**TASK TO COMPLETE**
Copy out all lines that hold "Shunt".

Data extracted from a collection:
========================================================================

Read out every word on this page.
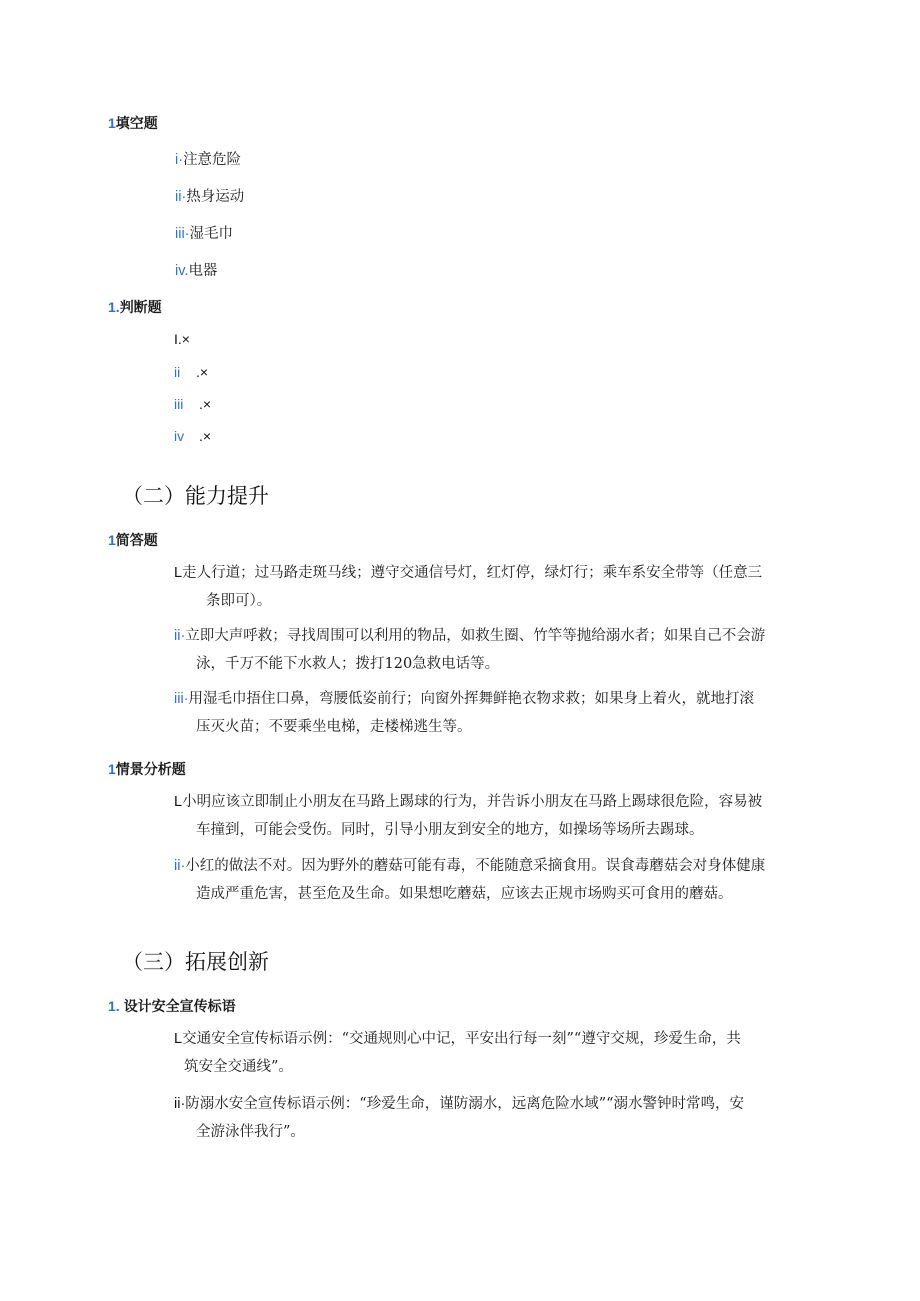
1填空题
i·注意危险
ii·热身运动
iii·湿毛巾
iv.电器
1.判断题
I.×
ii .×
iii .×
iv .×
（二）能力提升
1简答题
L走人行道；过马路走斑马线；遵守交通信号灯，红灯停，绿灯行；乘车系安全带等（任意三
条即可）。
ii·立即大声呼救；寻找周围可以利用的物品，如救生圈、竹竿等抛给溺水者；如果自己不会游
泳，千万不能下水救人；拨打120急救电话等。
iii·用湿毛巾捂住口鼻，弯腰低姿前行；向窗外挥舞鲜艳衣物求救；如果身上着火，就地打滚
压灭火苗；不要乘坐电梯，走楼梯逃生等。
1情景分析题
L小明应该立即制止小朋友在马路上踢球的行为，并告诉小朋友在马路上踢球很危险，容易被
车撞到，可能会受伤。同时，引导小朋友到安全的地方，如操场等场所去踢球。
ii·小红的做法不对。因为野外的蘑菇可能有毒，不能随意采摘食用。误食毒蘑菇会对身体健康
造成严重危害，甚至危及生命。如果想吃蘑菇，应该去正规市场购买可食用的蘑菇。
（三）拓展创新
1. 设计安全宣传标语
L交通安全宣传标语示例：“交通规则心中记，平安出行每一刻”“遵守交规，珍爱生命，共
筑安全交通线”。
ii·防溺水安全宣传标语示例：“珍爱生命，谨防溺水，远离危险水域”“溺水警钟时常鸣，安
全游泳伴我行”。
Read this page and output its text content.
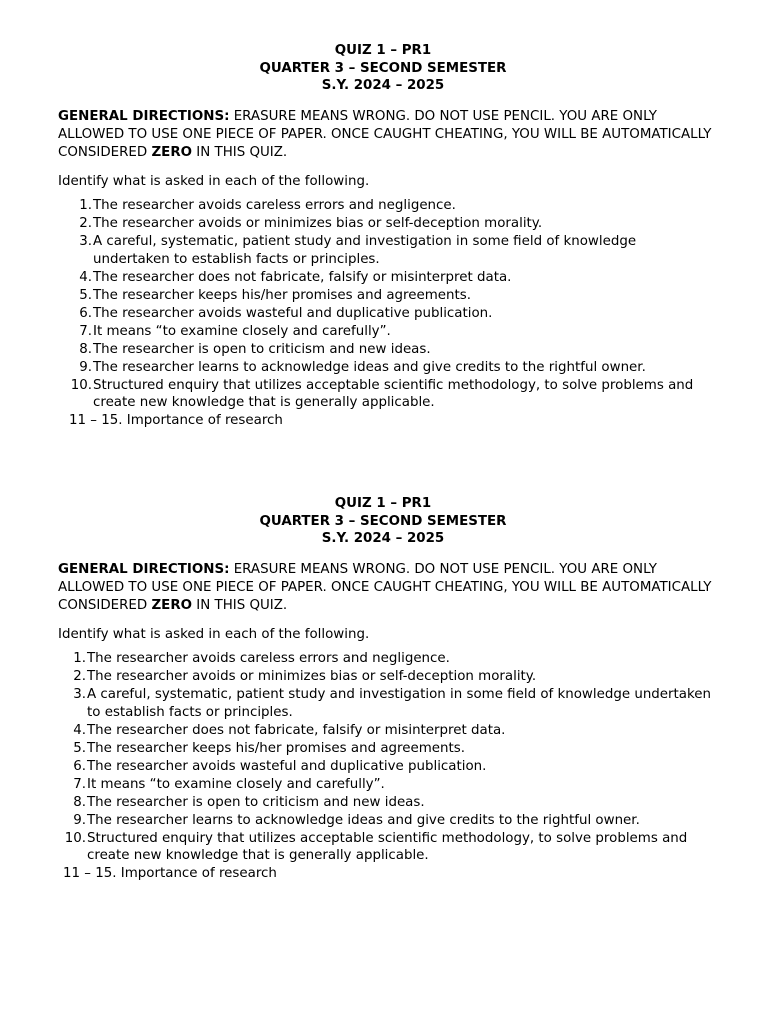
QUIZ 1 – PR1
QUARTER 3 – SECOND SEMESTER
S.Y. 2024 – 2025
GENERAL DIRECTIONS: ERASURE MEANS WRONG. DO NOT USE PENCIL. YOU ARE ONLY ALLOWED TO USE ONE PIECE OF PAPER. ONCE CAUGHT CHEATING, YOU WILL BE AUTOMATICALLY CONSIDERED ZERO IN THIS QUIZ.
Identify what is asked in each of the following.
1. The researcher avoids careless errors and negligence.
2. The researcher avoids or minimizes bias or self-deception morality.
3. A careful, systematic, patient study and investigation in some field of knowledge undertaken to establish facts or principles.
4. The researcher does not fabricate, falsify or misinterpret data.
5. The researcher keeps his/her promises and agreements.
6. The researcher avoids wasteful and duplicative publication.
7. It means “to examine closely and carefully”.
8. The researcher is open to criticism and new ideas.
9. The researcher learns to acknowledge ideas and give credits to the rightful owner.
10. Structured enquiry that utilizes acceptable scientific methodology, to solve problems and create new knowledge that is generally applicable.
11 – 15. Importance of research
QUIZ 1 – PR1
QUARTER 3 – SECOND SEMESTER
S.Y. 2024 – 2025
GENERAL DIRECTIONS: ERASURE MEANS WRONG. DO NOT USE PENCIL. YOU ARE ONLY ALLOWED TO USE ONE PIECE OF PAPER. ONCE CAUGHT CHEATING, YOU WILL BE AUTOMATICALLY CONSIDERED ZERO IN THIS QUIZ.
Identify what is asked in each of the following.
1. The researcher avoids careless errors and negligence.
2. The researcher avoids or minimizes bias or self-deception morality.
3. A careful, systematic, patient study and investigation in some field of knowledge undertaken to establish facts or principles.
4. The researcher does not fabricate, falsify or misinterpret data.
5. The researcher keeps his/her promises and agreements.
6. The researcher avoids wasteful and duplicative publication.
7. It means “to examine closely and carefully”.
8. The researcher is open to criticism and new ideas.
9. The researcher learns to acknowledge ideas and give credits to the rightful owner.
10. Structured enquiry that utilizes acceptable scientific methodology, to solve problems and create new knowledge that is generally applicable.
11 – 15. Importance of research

========================================================================

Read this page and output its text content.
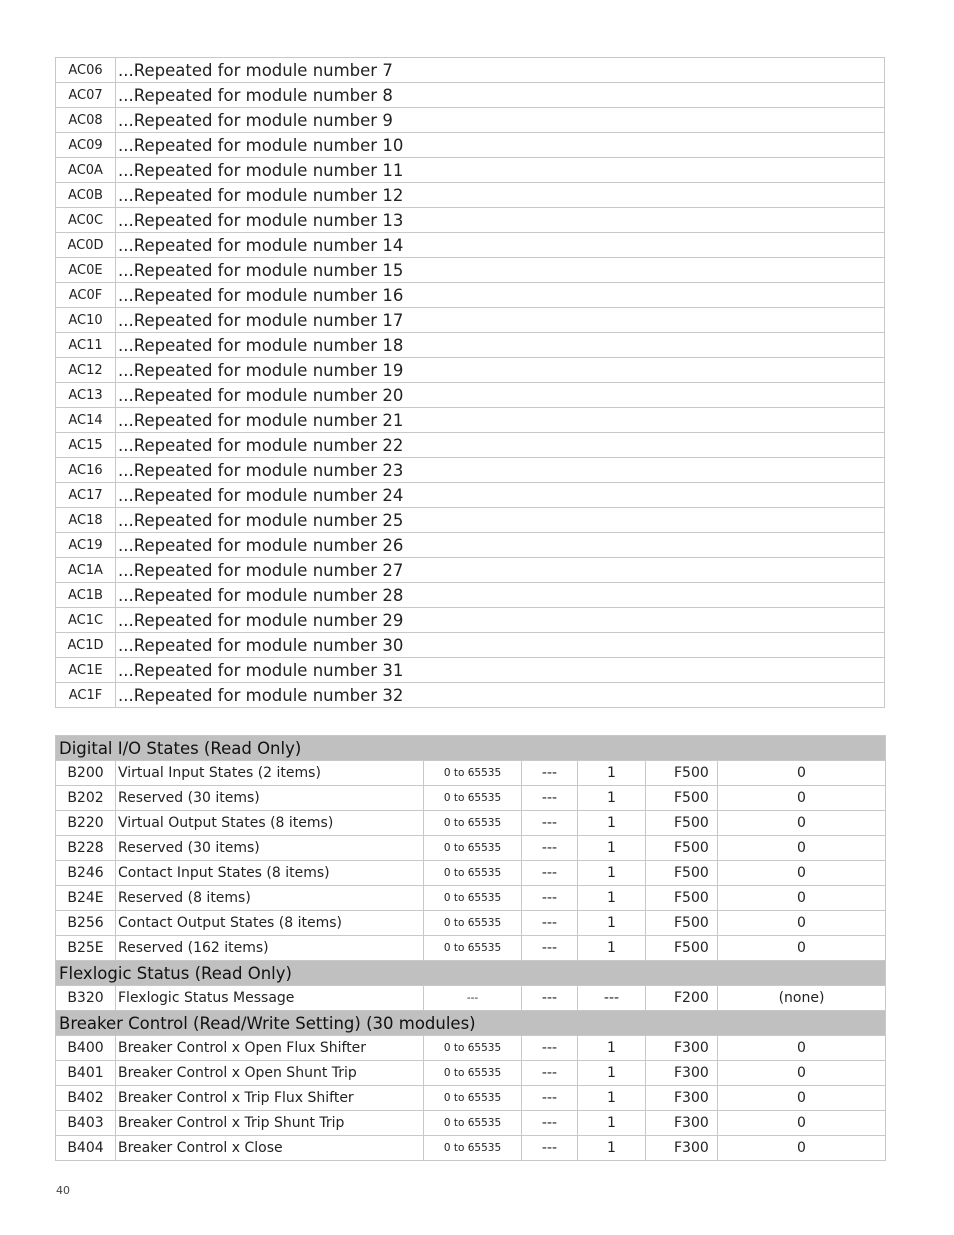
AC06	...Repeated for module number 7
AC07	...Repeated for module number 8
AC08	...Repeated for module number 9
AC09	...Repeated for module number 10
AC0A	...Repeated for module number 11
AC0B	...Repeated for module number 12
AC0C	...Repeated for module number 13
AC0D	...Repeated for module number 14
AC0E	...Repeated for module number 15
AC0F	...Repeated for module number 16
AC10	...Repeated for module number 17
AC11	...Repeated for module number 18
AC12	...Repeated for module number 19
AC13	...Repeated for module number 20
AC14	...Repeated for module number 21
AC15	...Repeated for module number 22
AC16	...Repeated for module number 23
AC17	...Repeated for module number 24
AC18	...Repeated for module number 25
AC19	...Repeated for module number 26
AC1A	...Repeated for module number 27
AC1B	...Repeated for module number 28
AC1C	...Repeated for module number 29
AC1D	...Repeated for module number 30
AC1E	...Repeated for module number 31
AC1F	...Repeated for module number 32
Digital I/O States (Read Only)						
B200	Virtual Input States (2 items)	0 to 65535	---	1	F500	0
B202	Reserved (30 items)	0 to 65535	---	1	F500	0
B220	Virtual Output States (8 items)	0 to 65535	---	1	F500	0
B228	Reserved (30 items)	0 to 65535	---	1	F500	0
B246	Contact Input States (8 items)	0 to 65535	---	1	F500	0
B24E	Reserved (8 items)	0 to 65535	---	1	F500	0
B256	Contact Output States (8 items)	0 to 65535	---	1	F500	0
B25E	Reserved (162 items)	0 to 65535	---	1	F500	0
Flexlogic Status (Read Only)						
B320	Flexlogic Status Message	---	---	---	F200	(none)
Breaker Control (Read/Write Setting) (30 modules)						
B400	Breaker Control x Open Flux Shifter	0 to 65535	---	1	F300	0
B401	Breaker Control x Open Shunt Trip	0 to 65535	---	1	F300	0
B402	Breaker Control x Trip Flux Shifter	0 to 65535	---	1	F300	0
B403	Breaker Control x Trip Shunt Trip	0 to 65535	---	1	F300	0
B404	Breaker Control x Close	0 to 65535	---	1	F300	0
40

========================================================================

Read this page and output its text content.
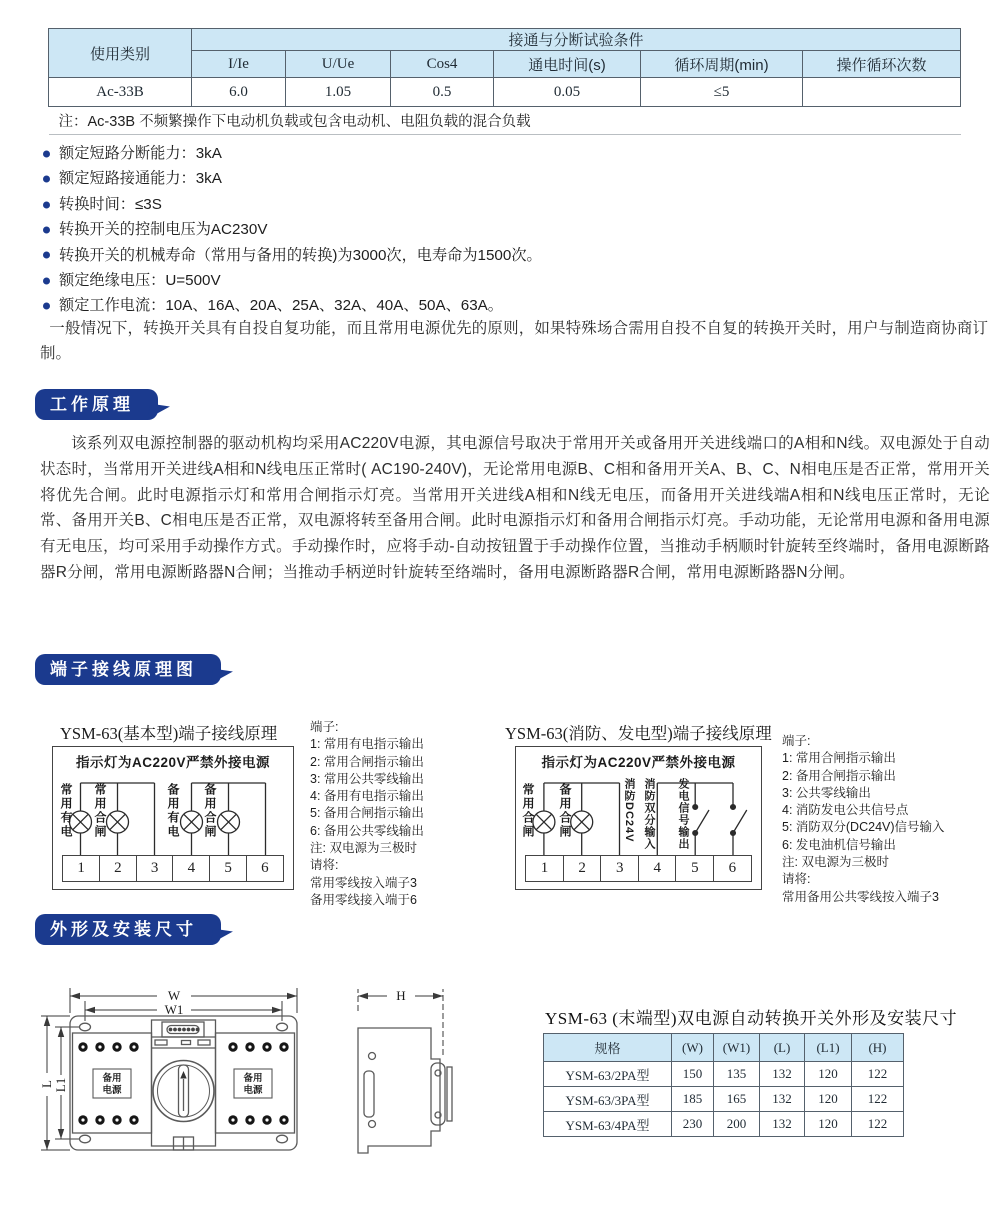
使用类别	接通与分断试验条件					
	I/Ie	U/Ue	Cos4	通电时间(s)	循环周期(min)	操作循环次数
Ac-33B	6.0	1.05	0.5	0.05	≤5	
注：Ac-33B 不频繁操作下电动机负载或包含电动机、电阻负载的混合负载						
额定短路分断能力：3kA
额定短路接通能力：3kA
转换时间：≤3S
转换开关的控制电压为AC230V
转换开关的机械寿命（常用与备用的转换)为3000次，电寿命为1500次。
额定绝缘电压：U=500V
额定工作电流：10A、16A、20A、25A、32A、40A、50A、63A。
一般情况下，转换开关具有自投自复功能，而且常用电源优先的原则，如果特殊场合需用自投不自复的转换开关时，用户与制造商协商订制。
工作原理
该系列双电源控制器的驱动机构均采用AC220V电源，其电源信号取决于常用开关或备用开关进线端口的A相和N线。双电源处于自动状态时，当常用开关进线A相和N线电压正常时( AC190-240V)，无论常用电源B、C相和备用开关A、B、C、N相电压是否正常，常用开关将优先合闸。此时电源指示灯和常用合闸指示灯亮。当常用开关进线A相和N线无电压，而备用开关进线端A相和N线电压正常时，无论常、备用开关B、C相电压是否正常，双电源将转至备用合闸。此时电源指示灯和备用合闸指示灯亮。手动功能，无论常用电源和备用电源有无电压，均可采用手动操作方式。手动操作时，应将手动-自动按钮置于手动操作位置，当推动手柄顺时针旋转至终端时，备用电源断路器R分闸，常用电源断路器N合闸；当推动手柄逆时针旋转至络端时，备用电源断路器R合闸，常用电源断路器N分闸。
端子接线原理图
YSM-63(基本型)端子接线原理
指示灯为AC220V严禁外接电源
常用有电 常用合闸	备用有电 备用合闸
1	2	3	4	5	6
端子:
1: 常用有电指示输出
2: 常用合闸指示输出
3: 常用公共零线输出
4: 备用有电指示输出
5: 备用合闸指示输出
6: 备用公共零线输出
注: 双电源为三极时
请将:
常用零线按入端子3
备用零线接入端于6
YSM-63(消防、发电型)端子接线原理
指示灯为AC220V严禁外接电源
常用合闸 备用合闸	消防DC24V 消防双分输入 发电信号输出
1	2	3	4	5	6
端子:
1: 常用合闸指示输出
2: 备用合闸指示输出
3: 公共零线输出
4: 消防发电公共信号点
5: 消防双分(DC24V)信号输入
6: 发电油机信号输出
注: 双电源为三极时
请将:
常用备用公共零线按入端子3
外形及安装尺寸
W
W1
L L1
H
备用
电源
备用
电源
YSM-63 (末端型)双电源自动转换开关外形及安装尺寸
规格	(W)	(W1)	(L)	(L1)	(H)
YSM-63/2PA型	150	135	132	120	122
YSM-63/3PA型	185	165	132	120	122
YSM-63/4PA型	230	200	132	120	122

========================================================================

**RESULT OF THIS TASK**
B401	Breaker Control x Open Shunt Trip	0 to 65535	---	1	F300	0
B403	Breaker Control x Trip Shunt Trip	0 to 65535	---	1	F300	0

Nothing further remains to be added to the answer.